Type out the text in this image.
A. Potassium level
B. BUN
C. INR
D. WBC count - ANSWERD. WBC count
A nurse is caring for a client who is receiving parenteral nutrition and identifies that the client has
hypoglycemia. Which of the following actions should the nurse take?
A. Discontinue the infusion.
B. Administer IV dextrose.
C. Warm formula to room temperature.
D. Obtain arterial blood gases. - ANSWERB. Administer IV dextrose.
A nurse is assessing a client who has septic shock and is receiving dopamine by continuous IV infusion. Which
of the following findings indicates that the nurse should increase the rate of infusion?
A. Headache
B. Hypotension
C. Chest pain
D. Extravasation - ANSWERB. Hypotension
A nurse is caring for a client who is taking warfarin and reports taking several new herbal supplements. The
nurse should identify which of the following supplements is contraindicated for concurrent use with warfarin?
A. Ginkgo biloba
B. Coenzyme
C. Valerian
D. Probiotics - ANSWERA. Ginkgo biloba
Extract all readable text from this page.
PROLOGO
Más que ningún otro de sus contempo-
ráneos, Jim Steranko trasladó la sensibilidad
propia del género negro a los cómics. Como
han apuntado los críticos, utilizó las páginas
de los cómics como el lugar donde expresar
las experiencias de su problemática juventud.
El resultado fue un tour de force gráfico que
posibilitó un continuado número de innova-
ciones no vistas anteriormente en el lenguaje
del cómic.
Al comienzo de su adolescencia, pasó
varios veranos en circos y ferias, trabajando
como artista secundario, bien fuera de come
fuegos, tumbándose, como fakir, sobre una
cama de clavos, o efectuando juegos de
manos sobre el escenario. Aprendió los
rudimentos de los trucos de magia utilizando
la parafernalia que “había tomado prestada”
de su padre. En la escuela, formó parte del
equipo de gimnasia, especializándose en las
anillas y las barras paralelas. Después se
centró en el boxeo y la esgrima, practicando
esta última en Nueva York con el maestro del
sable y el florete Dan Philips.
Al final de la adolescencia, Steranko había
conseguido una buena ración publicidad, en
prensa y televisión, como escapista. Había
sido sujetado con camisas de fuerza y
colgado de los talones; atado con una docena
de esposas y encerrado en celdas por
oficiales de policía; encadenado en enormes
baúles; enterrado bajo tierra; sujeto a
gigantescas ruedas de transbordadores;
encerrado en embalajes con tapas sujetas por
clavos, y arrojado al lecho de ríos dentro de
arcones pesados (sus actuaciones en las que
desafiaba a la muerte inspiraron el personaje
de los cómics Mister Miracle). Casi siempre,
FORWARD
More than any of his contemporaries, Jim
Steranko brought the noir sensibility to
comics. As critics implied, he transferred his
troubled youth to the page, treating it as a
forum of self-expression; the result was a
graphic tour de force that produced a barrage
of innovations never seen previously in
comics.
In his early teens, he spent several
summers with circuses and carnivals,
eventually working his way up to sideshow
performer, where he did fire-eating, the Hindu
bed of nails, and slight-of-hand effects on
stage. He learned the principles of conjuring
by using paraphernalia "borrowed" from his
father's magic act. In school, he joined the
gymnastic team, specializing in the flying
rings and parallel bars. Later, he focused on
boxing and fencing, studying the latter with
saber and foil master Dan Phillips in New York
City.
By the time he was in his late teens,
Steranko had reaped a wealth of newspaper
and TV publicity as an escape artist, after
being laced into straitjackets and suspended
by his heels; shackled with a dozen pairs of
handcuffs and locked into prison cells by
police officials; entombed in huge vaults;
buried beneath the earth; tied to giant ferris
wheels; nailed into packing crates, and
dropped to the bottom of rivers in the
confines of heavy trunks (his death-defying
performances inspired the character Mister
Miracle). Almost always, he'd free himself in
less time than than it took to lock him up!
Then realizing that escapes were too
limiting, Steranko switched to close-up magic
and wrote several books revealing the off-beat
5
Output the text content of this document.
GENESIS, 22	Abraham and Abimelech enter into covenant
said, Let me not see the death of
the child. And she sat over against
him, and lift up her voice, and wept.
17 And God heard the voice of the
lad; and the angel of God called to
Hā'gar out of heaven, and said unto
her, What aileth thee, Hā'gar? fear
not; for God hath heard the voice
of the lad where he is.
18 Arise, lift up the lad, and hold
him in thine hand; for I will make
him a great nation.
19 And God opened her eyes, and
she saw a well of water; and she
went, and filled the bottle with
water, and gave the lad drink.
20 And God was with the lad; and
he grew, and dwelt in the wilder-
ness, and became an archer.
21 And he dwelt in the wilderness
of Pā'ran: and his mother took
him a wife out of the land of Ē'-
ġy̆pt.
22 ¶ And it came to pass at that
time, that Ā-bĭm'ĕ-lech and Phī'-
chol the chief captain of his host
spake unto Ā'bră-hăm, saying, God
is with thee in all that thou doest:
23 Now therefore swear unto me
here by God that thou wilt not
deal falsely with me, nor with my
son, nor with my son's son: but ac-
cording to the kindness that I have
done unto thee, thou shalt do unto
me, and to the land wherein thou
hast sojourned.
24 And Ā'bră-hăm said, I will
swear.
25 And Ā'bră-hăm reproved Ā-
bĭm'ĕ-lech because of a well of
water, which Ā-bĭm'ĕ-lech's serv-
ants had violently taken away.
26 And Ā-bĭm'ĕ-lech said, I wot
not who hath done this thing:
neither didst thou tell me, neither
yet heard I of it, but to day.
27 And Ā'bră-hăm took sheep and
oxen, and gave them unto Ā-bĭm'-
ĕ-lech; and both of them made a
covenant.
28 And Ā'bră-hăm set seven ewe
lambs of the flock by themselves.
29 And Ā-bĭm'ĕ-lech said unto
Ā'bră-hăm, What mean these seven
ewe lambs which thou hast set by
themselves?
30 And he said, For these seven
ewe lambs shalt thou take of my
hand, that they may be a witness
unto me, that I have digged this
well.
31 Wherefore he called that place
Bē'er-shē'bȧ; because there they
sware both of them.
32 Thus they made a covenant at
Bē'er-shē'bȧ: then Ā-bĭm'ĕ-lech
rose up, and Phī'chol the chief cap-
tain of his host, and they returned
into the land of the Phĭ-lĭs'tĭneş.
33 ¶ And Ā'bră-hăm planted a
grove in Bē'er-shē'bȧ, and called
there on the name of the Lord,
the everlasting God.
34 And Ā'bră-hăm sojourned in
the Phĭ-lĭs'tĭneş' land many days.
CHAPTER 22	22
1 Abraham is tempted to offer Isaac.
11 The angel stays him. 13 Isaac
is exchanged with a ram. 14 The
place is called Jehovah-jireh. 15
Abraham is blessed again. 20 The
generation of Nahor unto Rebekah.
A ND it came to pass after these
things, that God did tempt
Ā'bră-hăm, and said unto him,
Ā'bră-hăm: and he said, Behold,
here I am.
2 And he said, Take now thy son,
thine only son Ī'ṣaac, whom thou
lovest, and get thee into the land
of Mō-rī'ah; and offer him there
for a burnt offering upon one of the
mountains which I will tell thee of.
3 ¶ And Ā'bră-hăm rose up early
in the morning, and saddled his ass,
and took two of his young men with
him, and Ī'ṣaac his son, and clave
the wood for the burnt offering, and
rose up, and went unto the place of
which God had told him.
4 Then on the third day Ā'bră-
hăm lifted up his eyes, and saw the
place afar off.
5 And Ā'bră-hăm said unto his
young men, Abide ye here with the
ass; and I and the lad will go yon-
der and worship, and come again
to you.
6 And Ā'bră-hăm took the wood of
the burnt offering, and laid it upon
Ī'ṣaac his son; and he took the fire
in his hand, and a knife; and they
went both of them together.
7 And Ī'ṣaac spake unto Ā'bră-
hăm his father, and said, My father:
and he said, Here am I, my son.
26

=-=-=

> The task
Go through the listing above and list every line that has the word "done".

> Written answer
done unto thee, thou shalt do unto
not who hath done this thing:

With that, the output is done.